*Dataset entries*:
** start **

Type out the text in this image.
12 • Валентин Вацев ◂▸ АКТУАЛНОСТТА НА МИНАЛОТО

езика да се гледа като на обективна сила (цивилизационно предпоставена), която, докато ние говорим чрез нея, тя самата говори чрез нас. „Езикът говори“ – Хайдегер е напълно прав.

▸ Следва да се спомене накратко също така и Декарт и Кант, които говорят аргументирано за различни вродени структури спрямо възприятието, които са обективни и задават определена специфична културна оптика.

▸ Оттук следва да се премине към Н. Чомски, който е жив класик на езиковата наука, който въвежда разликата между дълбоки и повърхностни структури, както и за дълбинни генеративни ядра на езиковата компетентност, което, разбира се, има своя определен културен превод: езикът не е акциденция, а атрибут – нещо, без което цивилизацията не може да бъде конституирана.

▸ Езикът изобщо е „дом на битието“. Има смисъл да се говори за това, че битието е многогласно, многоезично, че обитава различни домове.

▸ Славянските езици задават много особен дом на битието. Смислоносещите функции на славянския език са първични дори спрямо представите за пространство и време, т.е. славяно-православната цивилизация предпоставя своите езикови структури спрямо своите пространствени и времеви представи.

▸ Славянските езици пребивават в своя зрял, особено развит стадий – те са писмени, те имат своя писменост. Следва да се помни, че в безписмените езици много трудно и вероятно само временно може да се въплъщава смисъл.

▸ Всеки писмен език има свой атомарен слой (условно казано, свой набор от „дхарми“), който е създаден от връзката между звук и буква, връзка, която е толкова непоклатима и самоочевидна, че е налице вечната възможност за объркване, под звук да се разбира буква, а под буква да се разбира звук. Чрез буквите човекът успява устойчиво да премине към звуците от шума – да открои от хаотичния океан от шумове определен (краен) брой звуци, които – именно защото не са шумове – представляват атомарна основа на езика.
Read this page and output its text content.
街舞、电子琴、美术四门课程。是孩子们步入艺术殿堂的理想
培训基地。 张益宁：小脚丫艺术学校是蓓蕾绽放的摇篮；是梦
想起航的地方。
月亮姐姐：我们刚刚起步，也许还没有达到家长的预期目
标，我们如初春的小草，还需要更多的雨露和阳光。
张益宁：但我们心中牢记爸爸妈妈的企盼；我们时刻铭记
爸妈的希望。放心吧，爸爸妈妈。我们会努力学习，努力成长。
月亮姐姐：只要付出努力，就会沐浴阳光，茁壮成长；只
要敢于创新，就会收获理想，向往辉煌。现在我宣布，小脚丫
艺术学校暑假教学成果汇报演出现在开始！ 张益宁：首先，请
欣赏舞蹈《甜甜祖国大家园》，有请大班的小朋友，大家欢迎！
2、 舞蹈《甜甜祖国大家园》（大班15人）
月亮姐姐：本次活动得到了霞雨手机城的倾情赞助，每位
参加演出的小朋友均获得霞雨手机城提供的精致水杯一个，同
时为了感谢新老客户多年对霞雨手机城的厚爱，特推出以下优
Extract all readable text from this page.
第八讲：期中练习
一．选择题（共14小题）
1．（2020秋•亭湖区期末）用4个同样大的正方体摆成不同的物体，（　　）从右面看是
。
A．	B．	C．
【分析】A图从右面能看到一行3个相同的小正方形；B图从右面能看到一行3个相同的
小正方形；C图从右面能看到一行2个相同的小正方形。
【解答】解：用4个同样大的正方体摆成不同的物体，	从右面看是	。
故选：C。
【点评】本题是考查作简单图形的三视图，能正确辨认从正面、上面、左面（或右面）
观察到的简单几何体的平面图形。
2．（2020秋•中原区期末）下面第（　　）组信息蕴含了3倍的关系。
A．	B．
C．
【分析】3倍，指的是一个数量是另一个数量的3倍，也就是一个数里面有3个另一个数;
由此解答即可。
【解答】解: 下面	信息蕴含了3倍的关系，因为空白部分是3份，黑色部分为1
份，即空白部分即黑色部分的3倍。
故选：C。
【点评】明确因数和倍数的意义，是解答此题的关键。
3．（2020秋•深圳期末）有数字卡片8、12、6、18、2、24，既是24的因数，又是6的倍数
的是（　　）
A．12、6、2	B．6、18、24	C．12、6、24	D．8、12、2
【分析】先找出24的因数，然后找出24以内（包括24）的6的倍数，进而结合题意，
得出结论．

** end **

*Directive*:
Using the entries above, please restate each one word for word.

*Response to the task*:
Type out the text in this image.
12 • Валентин Вацев ◂▸ АКТУАЛНОСТТА НА МИНАЛОТО

езика да се гледа като на обективна сила (цивилизационно предпоставена), която, докато ние говорим чрез нея, тя самата говори чрез нас. „Езикът говори“ – Хайдегер е напълно прав.

▸ Следва да се спомене накратко също така и Декарт и Кант, които говорят аргументирано за различни вродени структури спрямо възприятието, които са обективни и задават определена специфична културна оптика.

▸ Оттук следва да се премине към Н. Чомски, който е жив класик на езиковата наука, който въвежда разликата между дълбоки и повърхностни структури, както и за дълбинни генеративни ядра на езиковата компетентност, което, разбира се, има своя определен културен превод: езикът не е акциденция, а атрибут – нещо, без което цивилизацията не може да бъде конституирана.

▸ Езикът изобщо е „дом на битието“. Има смисъл да се говори за това, че битието е многогласно, многоезично, че обитава различни домове.

▸ Славянските езици задават много особен дом на битието. Смислоносещите функции на славянския език са първични дори спрямо представите за пространство и време, т.е. славяно-православната цивилизация предпоставя своите езикови структури спрямо своите пространствени и времеви представи.

▸ Славянските езици пребивават в своя зрял, особено развит стадий – те са писмени, те имат своя писменост. Следва да се помни, че в безписмените езици много трудно и вероятно само временно може да се въплъщава смисъл.

▸ Всеки писмен език има свой атомарен слой (условно казано, свой набор от „дхарми“), който е създаден от връзката между звук и буква, връзка, която е толкова непоклатима и самоочевидна, че е налице вечната възможност за объркване, под звук да се разбира буква, а под буква да се разбира звук. Чрез буквите човекът успява устойчиво да премине към звуците от шума – да открои от хаотичния океан от шумове определен (краен) брой звуци, които – именно защото не са шумове – представляват атомарна основа на езика.
Read this page and output its text content.
街舞、电子琴、美术四门课程。是孩子们步入艺术殿堂的理想
培训基地。 张益宁：小脚丫艺术学校是蓓蕾绽放的摇篮；是梦
想起航的地方。
月亮姐姐：我们刚刚起步，也许还没有达到家长的预期目
标，我们如初春的小草，还需要更多的雨露和阳光。
张益宁：但我们心中牢记爸爸妈妈的企盼；我们时刻铭记
爸妈的希望。放心吧，爸爸妈妈。我们会努力学习，努力成长。
月亮姐姐：只要付出努力，就会沐浴阳光，茁壮成长；只
要敢于创新，就会收获理想，向往辉煌。现在我宣布，小脚丫
艺术学校暑假教学成果汇报演出现在开始！ 张益宁：首先，请
欣赏舞蹈《甜甜祖国大家园》，有请大班的小朋友，大家欢迎！
2、 舞蹈《甜甜祖国大家园》（大班15人）
月亮姐姐：本次活动得到了霞雨手机城的倾情赞助，每位
参加演出的小朋友均获得霞雨手机城提供的精致水杯一个，同
时为了感谢新老客户多年对霞雨手机城的厚爱，特推出以下优
Extract all readable text from this page.
第八讲：期中练习
一．选择题（共14小题）
1．（2020秋•亭湖区期末）用4个同样大的正方体摆成不同的物体，（　　）从右面看是
。
A．	B．	C．
【分析】A图从右面能看到一行3个相同的小正方形；B图从右面能看到一行3个相同的
小正方形；C图从右面能看到一行2个相同的小正方形。
【解答】解：用4个同样大的正方体摆成不同的物体，	从右面看是	。
故选：C。
【点评】本题是考查作简单图形的三视图，能正确辨认从正面、上面、左面（或右面）
观察到的简单几何体的平面图形。
2．（2020秋•中原区期末）下面第（　　）组信息蕴含了3倍的关系。
A．	B．
C．
【分析】3倍，指的是一个数量是另一个数量的3倍，也就是一个数里面有3个另一个数;
由此解答即可。
【解答】解: 下面	信息蕴含了3倍的关系，因为空白部分是3份，黑色部分为1
份，即空白部分即黑色部分的3倍。
故选：C。
【点评】明确因数和倍数的意义，是解答此题的关键。
3．（2020秋•深圳期末）有数字卡片8、12、6、18、2、24，既是24的因数，又是6的倍数
的是（　　）
A．12、6、2	B．6、18、24	C．12、6、24	D．8、12、2
【分析】先找出24的因数，然后找出24以内（包括24）的6的倍数，进而结合题意，
得出结论．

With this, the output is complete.